Task instructions → Tally the lines of the data that include the word "level" and state the total, nothing else.

Dataset content →
++++++++
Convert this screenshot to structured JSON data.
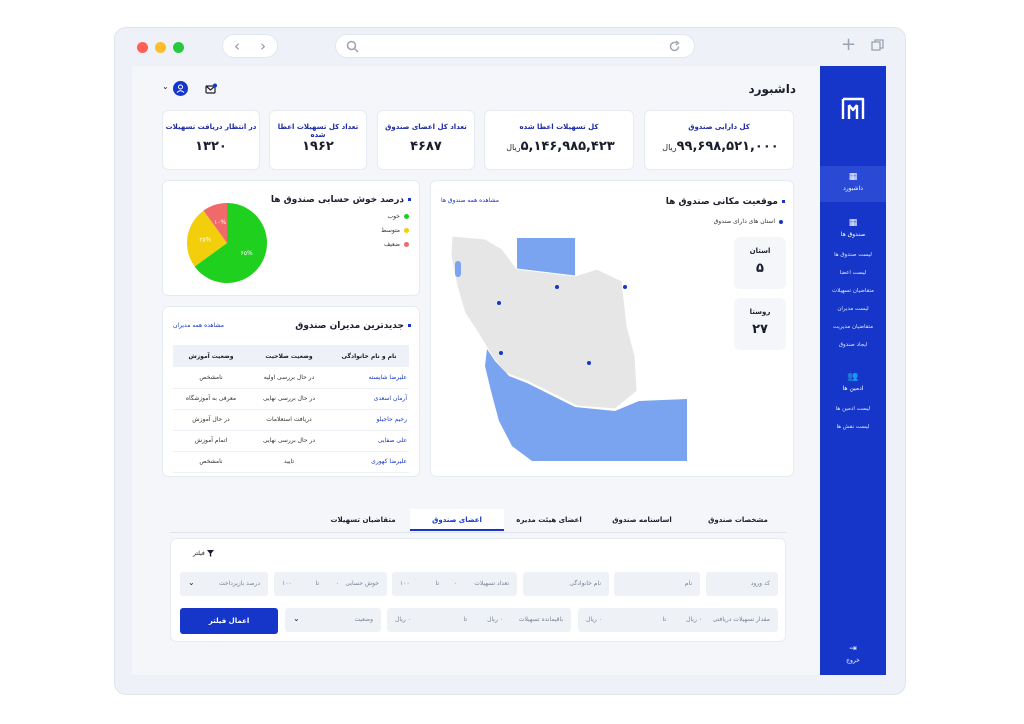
{
  "header": {
    "title": "داشبورد"
  },
  "stats": [
    {
      "label": "کل دارایی صندوق",
      "value": "۹۹,۶۹۸,۵۲۱,۰۰۰",
      "unit": "ریال"
    },
    {
      "label": "کل تسهیلات اعطا شده",
      "value": "۵,۱۴۶,۹۸۵,۴۲۳",
      "unit": "ریال"
    },
    {
      "label": "تعداد کل اعضای صندوق",
      "value": "۴۶۸۷",
      "unit": ""
    },
    {
      "label": "تعداد کل تسهیلات اعطا شده",
      "value": "۱۹۶۲",
      "unit": ""
    },
    {
      "label": "در انتظار دریافت تسهیلات",
      "value": "۱۳۲۰",
      "unit": ""
    }
  ],
  "map_section": {
    "title": "موقعیت مکانی صندوق ها",
    "link": "مشاهده همه صندوق ها",
    "legend": "استان های دارای صندوق",
    "province_label": "استان",
    "province_value": "۵",
    "village_label": "روستا",
    "village_value": "۲۷"
  },
  "pie_section": {
    "title": "درصد خوش حسابی صندوق ها",
    "legend": [
      {
        "label": "خوب",
        "color": "#1fd01f"
      },
      {
        "label": "متوسط",
        "color": "#f2cf0a"
      },
      {
        "label": "ضعیف",
        "color": "#f06a6a"
      }
    ],
    "slices": [
      {
        "value": 65,
        "label": "۶۵%",
        "color": "#1fd01f"
      },
      {
        "value": 25,
        "label": "۲۵%",
        "color": "#f2cf0a"
      },
      {
        "value": 10,
        "label": "۱۰%",
        "color": "#f06a6a"
      }
    ]
  },
  "managers": {
    "title": "جدیدترین مدیران صندوق",
    "link": "مشاهده همه مدیران",
    "headers": [
      "نام و نام خانوادگی",
      "وضعیت صلاحیت",
      "وضعیت آموزش"
    ],
    "rows": [
      [
        "علیرضا شایسته",
        "در حال بررسی اولیه",
        "نامشخص"
      ],
      [
        "آرمان اسعدی",
        "در حال بررسی نهایی",
        "معرفی به آموزشگاه"
      ],
      [
        "رحیم حاجیلو",
        "دریافت استعلامات",
        "در حال آموزش"
      ],
      [
        "علی صفایی",
        "در حال بررسی نهایی",
        "اتمام آموزش"
      ],
      [
        "علیرضا کهوری",
        "تایید",
        "نامشخص"
      ]
    ]
  },
  "tabs": [
    {
      "label": "مشخصات صندوق",
      "active": false
    },
    {
      "label": "اساسنامه صندوق",
      "active": false
    },
    {
      "label": "اعضای هیئت مدیره",
      "active": false
    },
    {
      "label": "اعضای صندوق",
      "active": true
    },
    {
      "label": "متقاضیان تسهیلات",
      "active": false
    }
  ],
  "filter": {
    "title": "فیلتر",
    "fields": {
      "code": "کد ورود",
      "name": "نام",
      "family": "نام خانوادگی",
      "loan_count": "تعداد تسهیلات",
      "good_payer": "خوش حسابی",
      "repayment": "درصد بازپرداخت",
      "received_amount": "مقدار تسهیلات دریافتی",
      "remaining": "باقیمانده تسهیلات",
      "status": "وضعیت"
    },
    "to": "تا",
    "zero": "۰",
    "hundred": "۱۰۰",
    "rial_zero": "۰ ریال",
    "apply": "اعمال فیلتر"
  },
  "sidebar": {
    "dashboard": "داشبورد",
    "funds": "صندوق ها",
    "fund_links": [
      "لیست صندوق ها",
      "لیست اعضا",
      "متقاضیان تسهیلات",
      "لیست مدیران",
      "متقاضیان مدیریت",
      "ایجاد صندوق"
    ],
    "admins": "ادمین ها",
    "admin_links": [
      "لیست ادمین ها",
      "لیست نقش ها"
    ],
    "logout": "خروج"
  },
  "colors": {
    "primary": "#1536c9",
    "map_land": "#e6e6e6",
    "map_water": "#7aa3f0"
  }
}
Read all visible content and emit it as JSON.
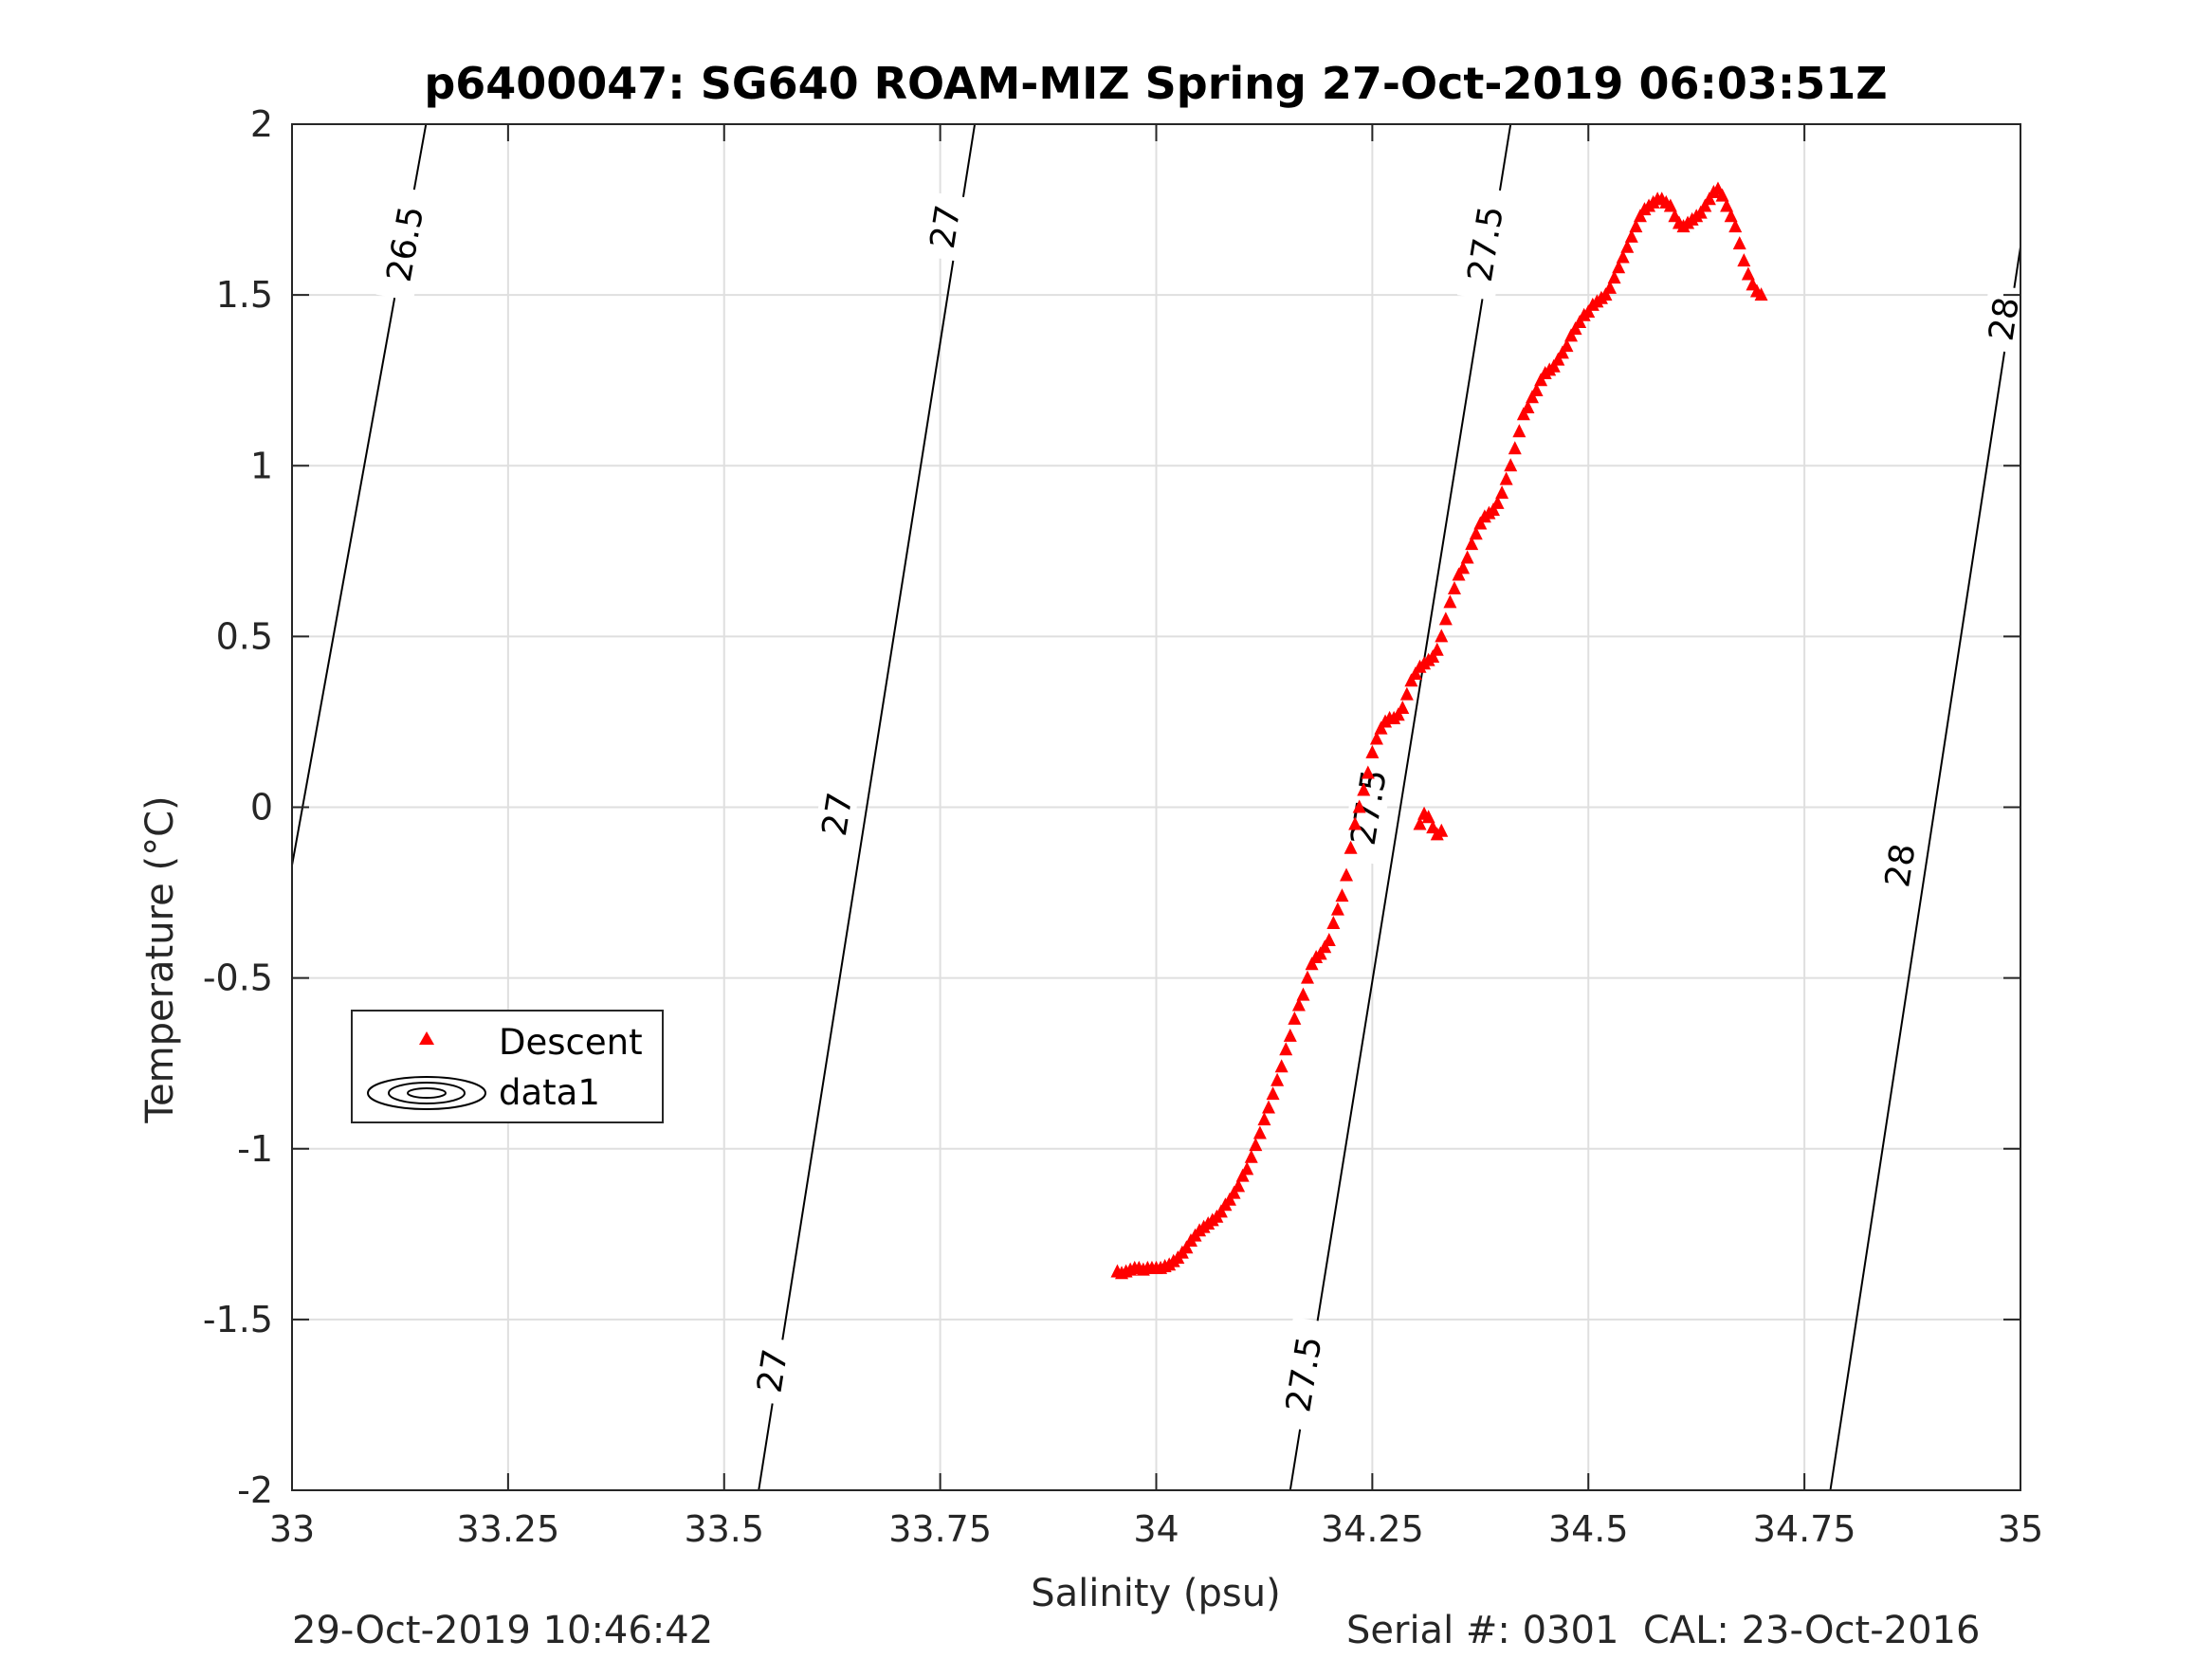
{
  "chart_data": {
    "type": "scatter",
    "title": "p6400047: SG640 ROAM-MIZ Spring 27-Oct-2019 06:03:51Z",
    "xlabel": "Salinity (psu)",
    "ylabel": "Temperature (°C)",
    "xlim": [
      33,
      35
    ],
    "ylim": [
      -2,
      2
    ],
    "xticks": [
      33,
      33.25,
      33.5,
      33.75,
      34,
      34.25,
      34.5,
      34.75,
      35
    ],
    "xtick_labels": [
      "33",
      "33.25",
      "33.5",
      "33.75",
      "34",
      "34.25",
      "34.5",
      "34.75",
      "35"
    ],
    "yticks": [
      -2,
      -1.5,
      -1,
      -0.5,
      0,
      0.5,
      1,
      1.5,
      2
    ],
    "ytick_labels": [
      "-2",
      "-1.5",
      "-1",
      "-0.5",
      "0",
      "0.5",
      "1",
      "1.5",
      "2"
    ],
    "grid": true,
    "legend": {
      "location": "left",
      "entries": [
        "Descent",
        "data1"
      ]
    },
    "series": [
      {
        "name": "Descent",
        "marker": "triangle",
        "color": "#ff0000",
        "x": [
          33.955,
          33.96,
          33.965,
          33.97,
          33.975,
          33.98,
          33.985,
          33.99,
          33.995,
          34.0,
          34.005,
          34.01,
          34.015,
          34.02,
          34.025,
          34.03,
          34.035,
          34.04,
          34.045,
          34.05,
          34.055,
          34.06,
          34.065,
          34.07,
          34.075,
          34.08,
          34.085,
          34.09,
          34.095,
          34.1,
          34.105,
          34.11,
          34.115,
          34.12,
          34.125,
          34.13,
          34.135,
          34.14,
          34.145,
          34.15,
          34.155,
          34.16,
          34.165,
          34.17,
          34.175,
          34.18,
          34.185,
          34.19,
          34.195,
          34.2,
          34.205,
          34.21,
          34.215,
          34.22,
          34.225,
          34.23,
          34.235,
          34.24,
          34.245,
          34.25,
          34.255,
          34.26,
          34.265,
          34.27,
          34.275,
          34.28,
          34.285,
          34.29,
          34.295,
          34.3,
          34.305,
          34.31,
          34.315,
          34.32,
          34.325,
          34.33,
          34.335,
          34.34,
          34.345,
          34.35,
          34.355,
          34.36,
          34.365,
          34.37,
          34.375,
          34.38,
          34.385,
          34.39,
          34.395,
          34.4,
          34.405,
          34.41,
          34.415,
          34.42,
          34.425,
          34.43,
          34.435,
          34.44,
          34.445,
          34.45,
          34.455,
          34.46,
          34.465,
          34.47,
          34.475,
          34.48,
          34.485,
          34.49,
          34.495,
          34.5,
          34.505,
          34.51,
          34.515,
          34.52,
          34.525,
          34.53,
          34.535,
          34.54,
          34.545,
          34.55,
          34.555,
          34.56,
          34.565,
          34.57,
          34.575,
          34.58,
          34.585,
          34.59,
          34.595,
          34.6,
          34.605,
          34.61,
          34.615,
          34.62,
          34.625,
          34.63,
          34.635,
          34.64,
          34.645,
          34.65,
          34.655,
          34.66,
          34.665,
          34.67,
          34.675,
          34.68,
          34.685,
          34.69,
          34.695,
          34.7,
          34.305,
          34.31,
          34.315,
          34.32,
          34.325,
          34.33
        ],
        "y": [
          -1.36,
          -1.365,
          -1.36,
          -1.355,
          -1.35,
          -1.35,
          -1.355,
          -1.35,
          -1.35,
          -1.35,
          -1.35,
          -1.345,
          -1.34,
          -1.33,
          -1.32,
          -1.305,
          -1.29,
          -1.27,
          -1.255,
          -1.24,
          -1.23,
          -1.22,
          -1.21,
          -1.2,
          -1.185,
          -1.165,
          -1.15,
          -1.13,
          -1.11,
          -1.08,
          -1.06,
          -1.025,
          -0.99,
          -0.955,
          -0.915,
          -0.88,
          -0.84,
          -0.8,
          -0.76,
          -0.71,
          -0.67,
          -0.62,
          -0.58,
          -0.55,
          -0.5,
          -0.46,
          -0.44,
          -0.43,
          -0.41,
          -0.39,
          -0.34,
          -0.3,
          -0.26,
          -0.2,
          -0.12,
          -0.05,
          0.0,
          0.05,
          0.1,
          0.16,
          0.2,
          0.23,
          0.25,
          0.26,
          0.26,
          0.27,
          0.29,
          0.33,
          0.37,
          0.39,
          0.41,
          0.42,
          0.43,
          0.44,
          0.46,
          0.5,
          0.55,
          0.6,
          0.64,
          0.68,
          0.7,
          0.73,
          0.77,
          0.8,
          0.83,
          0.85,
          0.86,
          0.87,
          0.89,
          0.92,
          0.96,
          1.0,
          1.05,
          1.1,
          1.15,
          1.17,
          1.2,
          1.22,
          1.25,
          1.27,
          1.28,
          1.29,
          1.31,
          1.33,
          1.35,
          1.38,
          1.4,
          1.42,
          1.44,
          1.45,
          1.47,
          1.48,
          1.49,
          1.5,
          1.52,
          1.55,
          1.58,
          1.61,
          1.64,
          1.67,
          1.7,
          1.73,
          1.75,
          1.76,
          1.77,
          1.78,
          1.78,
          1.77,
          1.76,
          1.73,
          1.71,
          1.7,
          1.71,
          1.72,
          1.73,
          1.74,
          1.76,
          1.78,
          1.8,
          1.81,
          1.79,
          1.76,
          1.73,
          1.7,
          1.65,
          1.6,
          1.56,
          1.53,
          1.51,
          1.5,
          -0.05,
          -0.02,
          -0.03,
          -0.06,
          -0.08,
          -0.07
        ]
      },
      {
        "name": "data1",
        "type": "contour",
        "color": "#000000",
        "isopycnals": [
          {
            "level": 26.5,
            "x": [
              33.0,
              33.155
            ],
            "y": [
              -0.17,
              2.0
            ]
          },
          {
            "level": 27,
            "x": [
              33.54,
              33.79
            ],
            "y": [
              -2.0,
              2.0
            ]
          },
          {
            "level": 27.5,
            "x": [
              34.155,
              34.41
            ],
            "y": [
              -2.0,
              2.0
            ]
          },
          {
            "level": 28,
            "x": [
              34.78,
              35.0
            ],
            "y": [
              -2.0,
              1.64
            ]
          }
        ],
        "labels": [
          {
            "text": "26.5",
            "x": 33.13,
            "y": 1.65
          },
          {
            "text": "27",
            "x": 33.755,
            "y": 1.7
          },
          {
            "text": "27",
            "x": 33.63,
            "y": -0.02
          },
          {
            "text": "27",
            "x": 33.555,
            "y": -1.65
          },
          {
            "text": "27.5",
            "x": 34.38,
            "y": 1.65
          },
          {
            "text": "27.5",
            "x": 34.245,
            "y": 0.0
          },
          {
            "text": "27.5",
            "x": 34.17,
            "y": -1.66
          },
          {
            "text": "28",
            "x": 34.98,
            "y": 1.43
          },
          {
            "text": "28",
            "x": 34.86,
            "y": -0.17
          }
        ]
      }
    ]
  },
  "footer": {
    "timestamp": "29-Oct-2019 10:46:42",
    "serial": "Serial #: 0301  CAL: 23-Oct-2016"
  },
  "colors": {
    "descent": "#ff0000",
    "axis": "#262626",
    "grid": "#dfdfdf"
  }
}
++++++++
Solution to this exercise → 4